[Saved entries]
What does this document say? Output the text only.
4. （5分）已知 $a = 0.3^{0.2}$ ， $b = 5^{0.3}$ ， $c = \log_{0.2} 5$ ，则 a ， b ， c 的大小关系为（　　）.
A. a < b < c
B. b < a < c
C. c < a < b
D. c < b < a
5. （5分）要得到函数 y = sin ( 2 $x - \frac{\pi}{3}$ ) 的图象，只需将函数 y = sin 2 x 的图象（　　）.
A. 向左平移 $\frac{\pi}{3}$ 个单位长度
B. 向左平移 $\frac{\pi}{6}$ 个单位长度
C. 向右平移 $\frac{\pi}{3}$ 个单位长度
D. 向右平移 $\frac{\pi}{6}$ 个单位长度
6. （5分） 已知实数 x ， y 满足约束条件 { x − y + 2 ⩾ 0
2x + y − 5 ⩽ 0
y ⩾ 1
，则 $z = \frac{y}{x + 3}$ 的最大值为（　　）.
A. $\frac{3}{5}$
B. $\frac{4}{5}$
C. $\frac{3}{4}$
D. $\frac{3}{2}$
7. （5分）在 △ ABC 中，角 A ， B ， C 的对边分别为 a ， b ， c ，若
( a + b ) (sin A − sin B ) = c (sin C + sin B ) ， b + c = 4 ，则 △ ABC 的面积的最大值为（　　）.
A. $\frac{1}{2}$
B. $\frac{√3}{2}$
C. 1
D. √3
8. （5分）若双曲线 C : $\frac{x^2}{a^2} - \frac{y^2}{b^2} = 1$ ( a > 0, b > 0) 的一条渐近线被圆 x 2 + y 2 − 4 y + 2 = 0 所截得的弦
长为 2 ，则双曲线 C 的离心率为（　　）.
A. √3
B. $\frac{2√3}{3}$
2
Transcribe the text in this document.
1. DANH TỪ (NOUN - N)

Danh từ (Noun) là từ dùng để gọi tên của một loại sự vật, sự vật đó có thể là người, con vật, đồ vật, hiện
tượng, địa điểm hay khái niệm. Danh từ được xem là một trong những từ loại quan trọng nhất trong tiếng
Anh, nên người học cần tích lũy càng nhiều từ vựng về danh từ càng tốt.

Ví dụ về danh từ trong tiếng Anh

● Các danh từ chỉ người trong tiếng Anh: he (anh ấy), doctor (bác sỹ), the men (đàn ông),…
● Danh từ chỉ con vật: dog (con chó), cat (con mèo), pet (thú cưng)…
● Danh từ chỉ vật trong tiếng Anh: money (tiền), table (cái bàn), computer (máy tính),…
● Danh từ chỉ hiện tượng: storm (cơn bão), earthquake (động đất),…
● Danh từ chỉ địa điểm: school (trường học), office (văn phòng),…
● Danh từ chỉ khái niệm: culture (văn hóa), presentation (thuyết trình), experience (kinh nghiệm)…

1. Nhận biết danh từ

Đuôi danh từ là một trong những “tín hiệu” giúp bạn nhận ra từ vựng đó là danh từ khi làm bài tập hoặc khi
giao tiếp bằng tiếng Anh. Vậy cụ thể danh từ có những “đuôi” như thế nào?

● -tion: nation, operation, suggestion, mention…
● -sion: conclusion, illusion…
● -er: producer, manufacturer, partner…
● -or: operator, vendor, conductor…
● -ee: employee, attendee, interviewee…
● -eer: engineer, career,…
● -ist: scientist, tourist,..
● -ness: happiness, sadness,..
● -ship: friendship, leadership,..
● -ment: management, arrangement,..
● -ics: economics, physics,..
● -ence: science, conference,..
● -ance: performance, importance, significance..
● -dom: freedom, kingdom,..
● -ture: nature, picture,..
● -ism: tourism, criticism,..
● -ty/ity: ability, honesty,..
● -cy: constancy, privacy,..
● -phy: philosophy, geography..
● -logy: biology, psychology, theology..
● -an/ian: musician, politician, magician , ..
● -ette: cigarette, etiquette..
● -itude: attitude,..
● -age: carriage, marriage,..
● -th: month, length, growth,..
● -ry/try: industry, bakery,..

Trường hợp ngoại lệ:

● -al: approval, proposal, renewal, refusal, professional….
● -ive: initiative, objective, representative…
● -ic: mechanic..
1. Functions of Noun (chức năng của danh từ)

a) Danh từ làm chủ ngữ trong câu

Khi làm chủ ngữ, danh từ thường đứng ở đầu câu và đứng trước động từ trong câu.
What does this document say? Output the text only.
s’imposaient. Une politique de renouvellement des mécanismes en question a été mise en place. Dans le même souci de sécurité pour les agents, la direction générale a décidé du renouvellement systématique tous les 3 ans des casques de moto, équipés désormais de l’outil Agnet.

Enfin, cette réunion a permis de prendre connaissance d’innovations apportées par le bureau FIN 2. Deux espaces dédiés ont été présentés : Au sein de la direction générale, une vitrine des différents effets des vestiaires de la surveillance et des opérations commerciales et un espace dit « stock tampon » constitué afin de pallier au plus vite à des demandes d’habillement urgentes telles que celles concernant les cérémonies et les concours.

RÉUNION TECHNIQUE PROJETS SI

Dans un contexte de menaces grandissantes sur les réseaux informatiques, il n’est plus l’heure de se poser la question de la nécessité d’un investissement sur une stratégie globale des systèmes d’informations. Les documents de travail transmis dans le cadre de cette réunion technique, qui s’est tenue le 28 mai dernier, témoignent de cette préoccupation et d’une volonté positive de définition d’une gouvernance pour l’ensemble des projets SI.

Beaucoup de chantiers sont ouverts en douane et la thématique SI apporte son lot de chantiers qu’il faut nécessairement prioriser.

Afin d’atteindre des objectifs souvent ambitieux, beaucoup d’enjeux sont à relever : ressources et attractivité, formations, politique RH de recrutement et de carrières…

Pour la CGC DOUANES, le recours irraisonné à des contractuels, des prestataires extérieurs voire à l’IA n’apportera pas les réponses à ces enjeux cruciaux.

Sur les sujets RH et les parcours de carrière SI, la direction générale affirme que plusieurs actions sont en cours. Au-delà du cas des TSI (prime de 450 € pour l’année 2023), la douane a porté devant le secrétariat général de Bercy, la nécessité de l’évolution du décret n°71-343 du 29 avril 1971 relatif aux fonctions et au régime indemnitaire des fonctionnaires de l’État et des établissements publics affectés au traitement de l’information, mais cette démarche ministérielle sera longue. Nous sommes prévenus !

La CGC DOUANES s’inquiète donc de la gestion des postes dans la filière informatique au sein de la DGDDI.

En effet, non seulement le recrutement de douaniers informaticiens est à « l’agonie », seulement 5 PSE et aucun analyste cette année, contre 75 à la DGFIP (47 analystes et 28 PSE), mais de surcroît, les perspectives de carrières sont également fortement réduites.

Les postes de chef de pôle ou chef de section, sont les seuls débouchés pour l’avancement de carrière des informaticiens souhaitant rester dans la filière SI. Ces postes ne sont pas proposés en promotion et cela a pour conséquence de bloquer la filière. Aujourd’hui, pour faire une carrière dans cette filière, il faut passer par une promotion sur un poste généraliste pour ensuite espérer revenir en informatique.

To do ▸ Retype the material in full, character for character.

Reply to the task ▸
What does this document say? Output the text only.
4. （5分）已知 $a = 0.3^{0.2}$ ， $b = 5^{0.3}$ ， $c = \log_{0.2} 5$ ，则 a ， b ， c 的大小关系为（　　）.
A. a < b < c
B. b < a < c
C. c < a < b
D. c < b < a
5. （5分）要得到函数 y = sin ( 2 $x - \frac{\pi}{3}$ ) 的图象，只需将函数 y = sin 2 x 的图象（　　）.
A. 向左平移 $\frac{\pi}{3}$ 个单位长度
B. 向左平移 $\frac{\pi}{6}$ 个单位长度
C. 向右平移 $\frac{\pi}{3}$ 个单位长度
D. 向右平移 $\frac{\pi}{6}$ 个单位长度
6. （5分） 已知实数 x ， y 满足约束条件 { x − y + 2 ⩾ 0
2x + y − 5 ⩽ 0
y ⩾ 1
，则 $z = \frac{y}{x + 3}$ 的最大值为（　　）.
A. $\frac{3}{5}$
B. $\frac{4}{5}$
C. $\frac{3}{4}$
D. $\frac{3}{2}$
7. （5分）在 △ ABC 中，角 A ， B ， C 的对边分别为 a ， b ， c ，若
( a + b ) (sin A − sin B ) = c (sin C + sin B ) ， b + c = 4 ，则 △ ABC 的面积的最大值为（　　）.
A. $\frac{1}{2}$
B. $\frac{√3}{2}$
C. 1
D. √3
8. （5分）若双曲线 C : $\frac{x^2}{a^2} - \frac{y^2}{b^2} = 1$ ( a > 0, b > 0) 的一条渐近线被圆 x 2 + y 2 − 4 y + 2 = 0 所截得的弦
长为 2 ，则双曲线 C 的离心率为（　　）.
A. √3
B. $\frac{2√3}{3}$
2
Transcribe the text in this document.
1. DANH TỪ (NOUN - N)

Danh từ (Noun) là từ dùng để gọi tên của một loại sự vật, sự vật đó có thể là người, con vật, đồ vật, hiện
tượng, địa điểm hay khái niệm. Danh từ được xem là một trong những từ loại quan trọng nhất trong tiếng
Anh, nên người học cần tích lũy càng nhiều từ vựng về danh từ càng tốt.

Ví dụ về danh từ trong tiếng Anh

● Các danh từ chỉ người trong tiếng Anh: he (anh ấy), doctor (bác sỹ), the men (đàn ông),…
● Danh từ chỉ con vật: dog (con chó), cat (con mèo), pet (thú cưng)…
● Danh từ chỉ vật trong tiếng Anh: money (tiền), table (cái bàn), computer (máy tính),…
● Danh từ chỉ hiện tượng: storm (cơn bão), earthquake (động đất),…
● Danh từ chỉ địa điểm: school (trường học), office (văn phòng),…
● Danh từ chỉ khái niệm: culture (văn hóa), presentation (thuyết trình), experience (kinh nghiệm)…

1. Nhận biết danh từ

Đuôi danh từ là một trong những “tín hiệu” giúp bạn nhận ra từ vựng đó là danh từ khi làm bài tập hoặc khi
giao tiếp bằng tiếng Anh. Vậy cụ thể danh từ có những “đuôi” như thế nào?

● -tion: nation, operation, suggestion, mention…
● -sion: conclusion, illusion…
● -er: producer, manufacturer, partner…
● -or: operator, vendor, conductor…
● -ee: employee, attendee, interviewee…
● -eer: engineer, career,…
● -ist: scientist, tourist,..
● -ness: happiness, sadness,..
● -ship: friendship, leadership,..
● -ment: management, arrangement,..
● -ics: economics, physics,..
● -ence: science, conference,..
● -ance: performance, importance, significance..
● -dom: freedom, kingdom,..
● -ture: nature, picture,..
● -ism: tourism, criticism,..
● -ty/ity: ability, honesty,..
● -cy: constancy, privacy,..
● -phy: philosophy, geography..
● -logy: biology, psychology, theology..
● -an/ian: musician, politician, magician , ..
● -ette: cigarette, etiquette..
● -itude: attitude,..
● -age: carriage, marriage,..
● -th: month, length, growth,..
● -ry/try: industry, bakery,..

Trường hợp ngoại lệ:

● -al: approval, proposal, renewal, refusal, professional….
● -ive: initiative, objective, representative…
● -ic: mechanic..
1. Functions of Noun (chức năng của danh từ)

a) Danh từ làm chủ ngữ trong câu

Khi làm chủ ngữ, danh từ thường đứng ở đầu câu và đứng trước động từ trong câu.
What does this document say? Output the text only.
s’imposaient. Une politique de renouvellement des mécanismes en question a été mise en place. Dans le même souci de sécurité pour les agents, la direction générale a décidé du renouvellement systématique tous les 3 ans des casques de moto, équipés désormais de l’outil Agnet.

Enfin, cette réunion a permis de prendre connaissance d’innovations apportées par le bureau FIN 2. Deux espaces dédiés ont été présentés : Au sein de la direction générale, une vitrine des différents effets des vestiaires de la surveillance et des opérations commerciales et un espace dit « stock tampon » constitué afin de pallier au plus vite à des demandes d’habillement urgentes telles que celles concernant les cérémonies et les concours.

RÉUNION TECHNIQUE PROJETS SI

Dans un contexte de menaces grandissantes sur les réseaux informatiques, il n’est plus l’heure de se poser la question de la nécessité d’un investissement sur une stratégie globale des systèmes d’informations. Les documents de travail transmis dans le cadre de cette réunion technique, qui s’est tenue le 28 mai dernier, témoignent de cette préoccupation et d’une volonté positive de définition d’une gouvernance pour l’ensemble des projets SI.

Beaucoup de chantiers sont ouverts en douane et la thématique SI apporte son lot de chantiers qu’il faut nécessairement prioriser.

Afin d’atteindre des objectifs souvent ambitieux, beaucoup d’enjeux sont à relever : ressources et attractivité, formations, politique RH de recrutement et de carrières…

Pour la CGC DOUANES, le recours irraisonné à des contractuels, des prestataires extérieurs voire à l’IA n’apportera pas les réponses à ces enjeux cruciaux.

Sur les sujets RH et les parcours de carrière SI, la direction générale affirme que plusieurs actions sont en cours. Au-delà du cas des TSI (prime de 450 € pour l’année 2023), la douane a porté devant le secrétariat général de Bercy, la nécessité de l’évolution du décret n°71-343 du 29 avril 1971 relatif aux fonctions et au régime indemnitaire des fonctionnaires de l’État et des établissements publics affectés au traitement de l’information, mais cette démarche ministérielle sera longue. Nous sommes prévenus !

La CGC DOUANES s’inquiète donc de la gestion des postes dans la filière informatique au sein de la DGDDI.

En effet, non seulement le recrutement de douaniers informaticiens est à « l’agonie », seulement 5 PSE et aucun analyste cette année, contre 75 à la DGFIP (47 analystes et 28 PSE), mais de surcroît, les perspectives de carrières sont également fortement réduites.

Les postes de chef de pôle ou chef de section, sont les seuls débouchés pour l’avancement de carrière des informaticiens souhaitant rester dans la filière SI. Ces postes ne sont pas proposés en promotion et cela a pour conséquence de bloquer la filière. Aujourd’hui, pour faire une carrière dans cette filière, il faut passer par une promotion sur un poste généraliste pour ensuite espérer revenir en informatique.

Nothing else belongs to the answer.